▶ _PROBLEM STATEMENT_
Extend the article about the Greek band Fragile Vastness, continuing on from its final line.

▶ _SELECTED TEXT_
::::::::
Fragile Vastness is a Greek band, formed in February 2000 by Babis Tsolakis (drums, former member of Piranha and Retrospect), Vangelis Yalamas (bass guitar, former member of Airged Lahm and Retrospect), Evi Katsamatsa (piano/keyboards, a piano teacher), Alex Flouros (guitars, former member of Sound Of Silence) and Zacharias Tsoumos (vocals, tenor at the National Greek Opera).

History
Their musical influence covers a wide spectrum of different kinds of music, like jazz, Latin and ethnic music, but they can be categorized as a progressive rock/progressive metal band. After signing a contract with the record company Sleaszy Rider, they release their debut album called Excerpts..., including the video clip for the song “Weep No More”, on the November 19, 2002. In the beginning of 2004, Zacharias Tsoumos leaves the band due to obligations and is replaced by George Ikosipentakis. With this synthesis, their second album "A Tribute To Life" was released in 2005. Fragile Vastness has been a support band for bands like Sentenced, Pain of Salvation, Rage, Primordial, Deadsoul Tribe, Fates Warning and Helloween

Discography

Full albums
Excerpts... (2002)
A Tribute To Life (2005)
Perception (2017)

Participations
Don't Tribute Bad - The Songs of Firehouse (2004)
::::::::
Element and coordinate records:

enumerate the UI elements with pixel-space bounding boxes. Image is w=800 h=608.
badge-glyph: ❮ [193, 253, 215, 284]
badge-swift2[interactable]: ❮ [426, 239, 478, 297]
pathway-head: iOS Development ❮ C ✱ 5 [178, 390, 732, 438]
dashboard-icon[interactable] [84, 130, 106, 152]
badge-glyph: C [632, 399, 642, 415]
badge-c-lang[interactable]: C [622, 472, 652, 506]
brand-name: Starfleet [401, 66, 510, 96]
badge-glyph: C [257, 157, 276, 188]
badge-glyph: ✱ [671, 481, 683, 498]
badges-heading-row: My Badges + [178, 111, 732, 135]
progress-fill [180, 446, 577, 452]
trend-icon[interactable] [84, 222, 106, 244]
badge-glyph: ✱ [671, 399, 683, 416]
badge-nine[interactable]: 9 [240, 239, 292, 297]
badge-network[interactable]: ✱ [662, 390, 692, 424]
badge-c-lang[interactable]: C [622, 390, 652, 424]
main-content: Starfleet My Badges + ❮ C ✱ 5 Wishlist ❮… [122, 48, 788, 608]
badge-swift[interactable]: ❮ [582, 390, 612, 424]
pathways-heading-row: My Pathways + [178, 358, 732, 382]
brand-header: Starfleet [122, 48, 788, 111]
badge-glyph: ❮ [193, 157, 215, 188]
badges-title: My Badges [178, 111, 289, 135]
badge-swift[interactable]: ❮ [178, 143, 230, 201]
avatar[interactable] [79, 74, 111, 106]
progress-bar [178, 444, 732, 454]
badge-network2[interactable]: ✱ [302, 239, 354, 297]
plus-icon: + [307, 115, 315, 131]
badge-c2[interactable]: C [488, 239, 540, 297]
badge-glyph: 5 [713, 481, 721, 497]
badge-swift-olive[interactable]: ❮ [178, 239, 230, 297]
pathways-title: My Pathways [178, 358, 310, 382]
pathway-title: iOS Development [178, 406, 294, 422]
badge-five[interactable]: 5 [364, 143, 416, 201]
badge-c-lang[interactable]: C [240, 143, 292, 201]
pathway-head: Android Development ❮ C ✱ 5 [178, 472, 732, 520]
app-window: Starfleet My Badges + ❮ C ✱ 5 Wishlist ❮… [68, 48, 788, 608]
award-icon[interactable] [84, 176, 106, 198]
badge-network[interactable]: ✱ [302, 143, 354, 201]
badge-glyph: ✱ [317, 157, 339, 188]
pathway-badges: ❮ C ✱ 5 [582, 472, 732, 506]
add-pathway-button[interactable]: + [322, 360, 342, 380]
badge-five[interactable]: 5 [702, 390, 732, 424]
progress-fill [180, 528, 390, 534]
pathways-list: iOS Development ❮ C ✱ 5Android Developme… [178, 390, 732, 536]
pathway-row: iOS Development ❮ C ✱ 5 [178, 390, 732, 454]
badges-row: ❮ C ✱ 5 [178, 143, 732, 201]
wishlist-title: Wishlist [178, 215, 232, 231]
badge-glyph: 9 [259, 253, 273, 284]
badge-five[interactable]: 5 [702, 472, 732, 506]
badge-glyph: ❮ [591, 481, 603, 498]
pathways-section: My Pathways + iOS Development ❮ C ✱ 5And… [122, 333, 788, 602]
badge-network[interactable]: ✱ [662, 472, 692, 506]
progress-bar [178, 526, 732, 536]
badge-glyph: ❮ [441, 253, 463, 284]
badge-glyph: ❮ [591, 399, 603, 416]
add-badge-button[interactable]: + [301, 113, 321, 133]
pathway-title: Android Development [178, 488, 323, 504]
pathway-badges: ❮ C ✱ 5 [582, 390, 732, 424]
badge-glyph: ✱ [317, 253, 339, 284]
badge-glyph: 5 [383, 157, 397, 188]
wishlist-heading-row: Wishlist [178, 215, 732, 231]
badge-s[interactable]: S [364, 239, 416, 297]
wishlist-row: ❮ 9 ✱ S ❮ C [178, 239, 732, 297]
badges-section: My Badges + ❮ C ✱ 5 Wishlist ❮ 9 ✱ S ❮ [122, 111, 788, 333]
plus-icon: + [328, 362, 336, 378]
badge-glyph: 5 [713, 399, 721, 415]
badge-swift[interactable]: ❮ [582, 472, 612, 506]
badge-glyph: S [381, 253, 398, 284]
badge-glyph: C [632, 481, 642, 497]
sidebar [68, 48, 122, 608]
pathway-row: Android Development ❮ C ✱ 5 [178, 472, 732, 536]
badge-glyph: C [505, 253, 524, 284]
::::::::
▶ _SOLVED EXERCISE_
The Ultimate Collection (Upcoming release)

Music videos
Weep No More - Excerpts...(2002)
Somewhere - A Tribute To Life (2005)
’’Frequencies’’ - ‘’Perception’’ (2017)

Band members

Current members
Babis Tsolakis - Drums
Vangelis Yalamas - Bass Guitar
Evi Katsamatsa - Piano/Keyboards
George Thanasoglou- Guitar
Vasilis Batilas - Guitar
Elena Stratigopoulou - Vocals

Former members
Zacharias Tsoumos - Vocals (2000–2004)
Alex Flouros - guitars (2000-2011)
George Maroulis - guitars (2006–2007)
George Anyfantis - guitars
George Eikosipentakis - Vocals (2005 - 2012)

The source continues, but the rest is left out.